▶ [To be done]: Print all of the lines exactly. Any picture among them stays out.

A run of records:
##############################

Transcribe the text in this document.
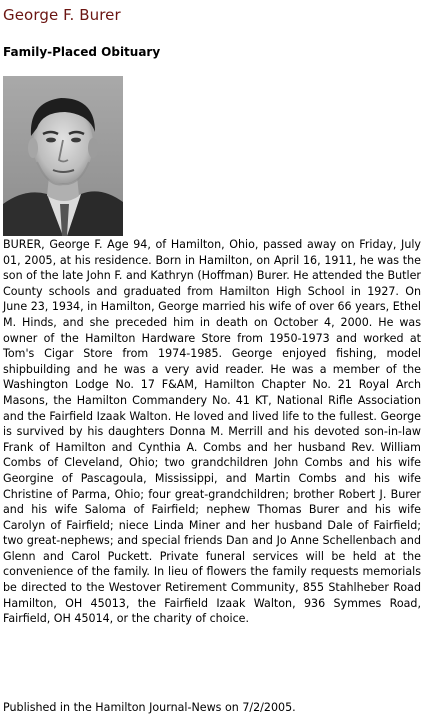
George F. Burer
Family-Placed Obituary

BURER, George F. Age 94, of Hamilton, Ohio, passed away on Friday, July 01, 2005, at his residence. Born in Hamilton, on April 16, 1911, he was the son of the late John F. and Kathryn (Hoffman) Burer. He attended the Butler County schools and graduated from Hamilton High School in 1927. On June 23, 1934, in Hamilton, George married his wife of over 66 years, Ethel M. Hinds, and she preceded him in death on October 4, 2000. He was owner of the Hamilton Hardware Store from 1950-1973 and worked at Tom's Cigar Store from 1974-1985. George enjoyed fishing, model shipbuilding and he was a very avid reader. He was a member of the Washington Lodge No. 17 F&AM, Hamilton Chapter No. 21 Royal Arch Masons, the Hamilton Commandery No. 41 KT, National Rifle Association and the Fairfield Izaak Walton. He loved and lived life to the fullest. George is survived by his daughters Donna M. Merrill and his devoted son-in-law Frank of Hamilton and Cynthia A. Combs and her husband Rev. William Combs of Cleveland, Ohio; two grandchildren John Combs and his wife Georgine of Pascagoula, Mississippi, and Martin Combs and his wife Christine of Parma, Ohio; four great-grandchildren; brother Robert J. Burer and his wife Saloma of Fairfield; nephew Thomas Burer and his wife Carolyn of Fairfield; niece Linda Miner and her husband Dale of Fairfield; two great-nephews; and special friends Dan and Jo Anne Schellenbach and Glenn and Carol Puckett. Private funeral services will be held at the convenience of the family. In lieu of flowers the family requests memorials be directed to the Westover Retirement Community, 855 Stahlheber Road Hamilton, OH 45013, the Fairfield Izaak Walton, 936 Symmes Road, Fairfield, OH 45014, or the charity of choice.

Published in the Hamilton Journal-News on 7/2/2005.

##############################

▶ [Output of the exercise]:
Transcribe the text in this document.
George F. Burer
Family-Placed Obituary

BURER, George F. Age 94, of Hamilton, Ohio, passed away on Friday, July 01, 2005, at his residence. Born in Hamilton, on April 16, 1911, he was the son of the late John F. and Kathryn (Hoffman) Burer. He attended the Butler County schools and graduated from Hamilton High School in 1927. On June 23, 1934, in Hamilton, George married his wife of over 66 years, Ethel M. Hinds, and she preceded him in death on October 4, 2000. He was owner of the Hamilton Hardware Store from 1950-1973 and worked at Tom's Cigar Store from 1974-1985. George enjoyed fishing, model shipbuilding and he was a very avid reader. He was a member of the Washington Lodge No. 17 F&AM, Hamilton Chapter No. 21 Royal Arch Masons, the Hamilton Commandery No. 41 KT, National Rifle Association and the Fairfield Izaak Walton. He loved and lived life to the fullest. George is survived by his daughters Donna M. Merrill and his devoted son-in-law Frank of Hamilton and Cynthia A. Combs and her husband Rev. William Combs of Cleveland, Ohio; two grandchildren John Combs and his wife Georgine of Pascagoula, Mississippi, and Martin Combs and his wife Christine of Parma, Ohio; four great-grandchildren; brother Robert J. Burer and his wife Saloma of Fairfield; nephew Thomas Burer and his wife Carolyn of Fairfield; niece Linda Miner and her husband Dale of Fairfield; two great-nephews; and special friends Dan and Jo Anne Schellenbach and Glenn and Carol Puckett. Private funeral services will be held at the convenience of the family. In lieu of flowers the family requests memorials be directed to the Westover Retirement Community, 855 Stahlheber Road Hamilton, OH 45013, the Fairfield Izaak Walton, 936 Symmes Road, Fairfield, OH 45014, or the charity of choice.

Published in the Hamilton Journal-News on 7/2/2005.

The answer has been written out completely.